*Problem to work on*
Write the material out again exactly as it stands.

*Figure contents as structured data*
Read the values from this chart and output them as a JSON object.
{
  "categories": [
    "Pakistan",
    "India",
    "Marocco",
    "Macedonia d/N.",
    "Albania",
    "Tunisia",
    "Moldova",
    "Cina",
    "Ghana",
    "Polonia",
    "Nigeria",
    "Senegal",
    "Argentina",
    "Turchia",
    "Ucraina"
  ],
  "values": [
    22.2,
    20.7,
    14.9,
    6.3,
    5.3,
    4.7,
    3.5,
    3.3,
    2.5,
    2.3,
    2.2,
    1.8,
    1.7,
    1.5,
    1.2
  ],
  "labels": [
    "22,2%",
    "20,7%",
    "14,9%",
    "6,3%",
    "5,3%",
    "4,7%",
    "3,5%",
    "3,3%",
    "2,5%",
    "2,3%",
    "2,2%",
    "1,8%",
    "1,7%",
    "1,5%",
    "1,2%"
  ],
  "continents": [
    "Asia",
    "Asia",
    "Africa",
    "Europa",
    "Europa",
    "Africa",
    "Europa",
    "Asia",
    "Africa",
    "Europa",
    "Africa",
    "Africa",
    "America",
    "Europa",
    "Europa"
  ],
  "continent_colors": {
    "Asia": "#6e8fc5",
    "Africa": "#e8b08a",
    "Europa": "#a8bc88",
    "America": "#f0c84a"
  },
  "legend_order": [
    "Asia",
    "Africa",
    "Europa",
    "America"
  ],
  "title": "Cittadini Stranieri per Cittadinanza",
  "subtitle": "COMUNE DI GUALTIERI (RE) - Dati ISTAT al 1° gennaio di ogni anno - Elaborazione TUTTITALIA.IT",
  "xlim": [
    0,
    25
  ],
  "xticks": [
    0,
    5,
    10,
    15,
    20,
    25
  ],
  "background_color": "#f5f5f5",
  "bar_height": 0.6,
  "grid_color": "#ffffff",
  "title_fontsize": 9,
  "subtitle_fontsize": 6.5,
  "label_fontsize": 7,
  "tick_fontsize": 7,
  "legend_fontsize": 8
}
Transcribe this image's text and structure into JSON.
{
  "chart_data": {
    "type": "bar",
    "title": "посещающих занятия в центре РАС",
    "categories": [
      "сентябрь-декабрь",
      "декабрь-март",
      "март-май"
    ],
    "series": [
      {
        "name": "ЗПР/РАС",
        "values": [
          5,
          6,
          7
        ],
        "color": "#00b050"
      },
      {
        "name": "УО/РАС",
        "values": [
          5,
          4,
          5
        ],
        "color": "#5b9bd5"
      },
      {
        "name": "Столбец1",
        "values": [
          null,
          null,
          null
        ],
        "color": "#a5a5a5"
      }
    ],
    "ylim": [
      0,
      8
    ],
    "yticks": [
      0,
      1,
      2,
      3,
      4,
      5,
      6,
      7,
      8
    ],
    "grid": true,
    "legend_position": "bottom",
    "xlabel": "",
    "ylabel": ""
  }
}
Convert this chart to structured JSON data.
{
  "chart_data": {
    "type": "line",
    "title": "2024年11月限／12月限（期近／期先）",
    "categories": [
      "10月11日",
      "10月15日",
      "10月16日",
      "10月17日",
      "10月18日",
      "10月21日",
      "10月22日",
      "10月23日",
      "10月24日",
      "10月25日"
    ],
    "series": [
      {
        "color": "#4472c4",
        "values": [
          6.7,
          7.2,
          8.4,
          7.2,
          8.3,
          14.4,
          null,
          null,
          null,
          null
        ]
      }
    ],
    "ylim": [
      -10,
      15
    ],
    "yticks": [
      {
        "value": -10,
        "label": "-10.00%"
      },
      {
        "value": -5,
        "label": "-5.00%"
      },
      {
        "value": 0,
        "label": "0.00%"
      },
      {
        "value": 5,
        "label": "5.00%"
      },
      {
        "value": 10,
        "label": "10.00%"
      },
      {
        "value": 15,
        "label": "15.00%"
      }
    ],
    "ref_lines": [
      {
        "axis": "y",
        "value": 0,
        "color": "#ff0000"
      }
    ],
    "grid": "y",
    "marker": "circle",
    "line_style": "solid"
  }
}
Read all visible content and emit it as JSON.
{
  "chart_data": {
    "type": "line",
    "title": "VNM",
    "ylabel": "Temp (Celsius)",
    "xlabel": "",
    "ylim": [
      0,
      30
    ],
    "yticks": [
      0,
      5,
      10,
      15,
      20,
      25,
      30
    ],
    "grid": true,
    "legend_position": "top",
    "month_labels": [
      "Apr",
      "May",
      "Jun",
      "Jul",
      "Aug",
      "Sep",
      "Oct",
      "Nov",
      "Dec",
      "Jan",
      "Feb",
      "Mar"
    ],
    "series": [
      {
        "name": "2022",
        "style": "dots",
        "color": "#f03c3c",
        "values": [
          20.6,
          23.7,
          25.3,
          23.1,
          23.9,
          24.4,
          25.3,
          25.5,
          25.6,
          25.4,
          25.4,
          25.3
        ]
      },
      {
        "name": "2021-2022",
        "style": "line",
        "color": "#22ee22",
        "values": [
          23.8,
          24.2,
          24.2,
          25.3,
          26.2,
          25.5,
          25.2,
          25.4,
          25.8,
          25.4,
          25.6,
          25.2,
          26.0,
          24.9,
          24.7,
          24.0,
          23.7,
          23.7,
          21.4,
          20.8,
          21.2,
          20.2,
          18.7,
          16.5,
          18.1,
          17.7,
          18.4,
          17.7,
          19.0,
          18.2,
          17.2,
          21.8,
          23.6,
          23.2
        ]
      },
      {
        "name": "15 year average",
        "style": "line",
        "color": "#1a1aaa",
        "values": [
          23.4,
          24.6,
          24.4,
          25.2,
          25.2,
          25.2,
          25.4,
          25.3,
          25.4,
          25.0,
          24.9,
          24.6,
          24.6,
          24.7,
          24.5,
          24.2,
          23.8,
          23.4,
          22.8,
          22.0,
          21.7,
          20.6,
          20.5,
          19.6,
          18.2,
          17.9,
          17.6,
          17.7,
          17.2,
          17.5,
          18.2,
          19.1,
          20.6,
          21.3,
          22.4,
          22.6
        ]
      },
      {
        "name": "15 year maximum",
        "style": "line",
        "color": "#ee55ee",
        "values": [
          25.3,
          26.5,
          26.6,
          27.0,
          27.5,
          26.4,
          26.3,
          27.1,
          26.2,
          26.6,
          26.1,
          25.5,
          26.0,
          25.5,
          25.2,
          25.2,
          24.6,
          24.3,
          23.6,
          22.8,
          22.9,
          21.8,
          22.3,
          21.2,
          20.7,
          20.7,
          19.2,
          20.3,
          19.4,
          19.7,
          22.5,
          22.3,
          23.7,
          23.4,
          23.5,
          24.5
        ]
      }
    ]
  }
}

*Answer for the task*
Read the values from this chart and output them as a JSON object.
{
  "categories": [
    "Pakistan",
    "India",
    "Marocco",
    "Macedonia d/N.",
    "Albania",
    "Tunisia",
    "Moldova",
    "Cina",
    "Ghana",
    "Polonia",
    "Nigeria",
    "Senegal",
    "Argentina",
    "Turchia",
    "Ucraina"
  ],
  "values": [
    22.2,
    20.7,
    14.9,
    6.3,
    5.3,
    4.7,
    3.5,
    3.3,
    2.5,
    2.3,
    2.2,
    1.8,
    1.7,
    1.5,
    1.2
  ],
  "labels": [
    "22,2%",
    "20,7%",
    "14,9%",
    "6,3%",
    "5,3%",
    "4,7%",
    "3,5%",
    "3,3%",
    "2,5%",
    "2,3%",
    "2,2%",
    "1,8%",
    "1,7%",
    "1,5%",
    "1,2%"
  ],
  "continents": [
    "Asia",
    "Asia",
    "Africa",
    "Europa",
    "Europa",
    "Africa",
    "Europa",
    "Asia",
    "Africa",
    "Europa",
    "Africa",
    "Africa",
    "America",
    "Europa",
    "Europa"
  ],
  "continent_colors": {
    "Asia": "#6e8fc5",
    "Africa": "#e8b08a",
    "Europa": "#a8bc88",
    "America": "#f0c84a"
  },
  "legend_order": [
    "Asia",
    "Africa",
    "Europa",
    "America"
  ],
  "title": "Cittadini Stranieri per Cittadinanza",
  "subtitle": "COMUNE DI GUALTIERI (RE) - Dati ISTAT al 1° gennaio di ogni anno - Elaborazione TUTTITALIA.IT",
  "xlim": [
    0,
    25
  ],
  "xticks": [
    0,
    5,
    10,
    15,
    20,
    25
  ],
  "background_color": "#f5f5f5",
  "bar_height": 0.6,
  "grid_color": "#ffffff",
  "title_fontsize": 9,
  "subtitle_fontsize": 6.5,
  "label_fontsize": 7,
  "tick_fontsize": 7,
  "legend_fontsize": 8
}
Transcribe this image's text and structure into JSON.
{
  "chart_data": {
    "type": "bar",
    "title": "посещающих занятия в центре РАС",
    "categories": [
      "сентябрь-декабрь",
      "декабрь-март",
      "март-май"
    ],
    "series": [
      {
        "name": "ЗПР/РАС",
        "values": [
          5,
          6,
          7
        ],
        "color": "#00b050"
      },
      {
        "name": "УО/РАС",
        "values": [
          5,
          4,
          5
        ],
        "color": "#5b9bd5"
      },
      {
        "name": "Столбец1",
        "values": [
          null,
          null,
          null
        ],
        "color": "#a5a5a5"
      }
    ],
    "ylim": [
      0,
      8
    ],
    "yticks": [
      0,
      1,
      2,
      3,
      4,
      5,
      6,
      7,
      8
    ],
    "grid": true,
    "legend_position": "bottom",
    "xlabel": "",
    "ylabel": ""
  }
}
Convert this chart to structured JSON data.
{
  "chart_data": {
    "type": "line",
    "title": "2024年11月限／12月限（期近／期先）",
    "categories": [
      "10月11日",
      "10月15日",
      "10月16日",
      "10月17日",
      "10月18日",
      "10月21日",
      "10月22日",
      "10月23日",
      "10月24日",
      "10月25日"
    ],
    "series": [
      {
        "color": "#4472c4",
        "values": [
          6.7,
          7.2,
          8.4,
          7.2,
          8.3,
          14.4,
          null,
          null,
          null,
          null
        ]
      }
    ],
    "ylim": [
      -10,
      15
    ],
    "yticks": [
      {
        "value": -10,
        "label": "-10.00%"
      },
      {
        "value": -5,
        "label": "-5.00%"
      },
      {
        "value": 0,
        "label": "0.00%"
      },
      {
        "value": 5,
        "label": "5.00%"
      },
      {
        "value": 10,
        "label": "10.00%"
      },
      {
        "value": 15,
        "label": "15.00%"
      }
    ],
    "ref_lines": [
      {
        "axis": "y",
        "value": 0,
        "color": "#ff0000"
      }
    ],
    "grid": "y",
    "marker": "circle",
    "line_style": "solid"
  }
}
Read all visible content and emit it as JSON.
{
  "chart_data": {
    "type": "line",
    "title": "VNM",
    "ylabel": "Temp (Celsius)",
    "xlabel": "",
    "ylim": [
      0,
      30
    ],
    "yticks": [
      0,
      5,
      10,
      15,
      20,
      25,
      30
    ],
    "grid": true,
    "legend_position": "top",
    "month_labels": [
      "Apr",
      "May",
      "Jun",
      "Jul",
      "Aug",
      "Sep",
      "Oct",
      "Nov",
      "Dec",
      "Jan",
      "Feb",
      "Mar"
    ],
    "series": [
      {
        "name": "2022",
        "style": "dots",
        "color": "#f03c3c",
        "values": [
          20.6,
          23.7,
          25.3,
          23.1,
          23.9,
          24.4,
          25.3,
          25.5,
          25.6,
          25.4,
          25.4,
          25.3
        ]
      },
      {
        "name": "2021-2022",
        "style": "line",
        "color": "#22ee22",
        "values": [
          23.8,
          24.2,
          24.2,
          25.3,
          26.2,
          25.5,
          25.2,
          25.4,
          25.8,
          25.4,
          25.6,
          25.2,
          26.0,
          24.9,
          24.7,
          24.0,
          23.7,
          23.7,
          21.4,
          20.8,
          21.2,
          20.2,
          18.7,
          16.5,
          18.1,
          17.7,
          18.4,
          17.7,
          19.0,
          18.2,
          17.2,
          21.8,
          23.6,
          23.2
        ]
      },
      {
        "name": "15 year average",
        "style": "line",
        "color": "#1a1aaa",
        "values": [
          23.4,
          24.6,
          24.4,
          25.2,
          25.2,
          25.2,
          25.4,
          25.3,
          25.4,
          25.0,
          24.9,
          24.6,
          24.6,
          24.7,
          24.5,
          24.2,
          23.8,
          23.4,
          22.8,
          22.0,
          21.7,
          20.6,
          20.5,
          19.6,
          18.2,
          17.9,
          17.6,
          17.7,
          17.2,
          17.5,
          18.2,
          19.1,
          20.6,
          21.3,
          22.4,
          22.6
        ]
      },
      {
        "name": "15 year maximum",
        "style": "line",
        "color": "#ee55ee",
        "values": [
          25.3,
          26.5,
          26.6,
          27.0,
          27.5,
          26.4,
          26.3,
          27.1,
          26.2,
          26.6,
          26.1,
          25.5,
          26.0,
          25.5,
          25.2,
          25.2,
          24.6,
          24.3,
          23.6,
          22.8,
          22.9,
          21.8,
          22.3,
          21.2,
          20.7,
          20.7,
          19.2,
          20.3,
          19.4,
          19.7,
          22.5,
          22.3,
          23.7,
          23.4,
          23.5,
          24.5
        ]
      }
    ]
  }
}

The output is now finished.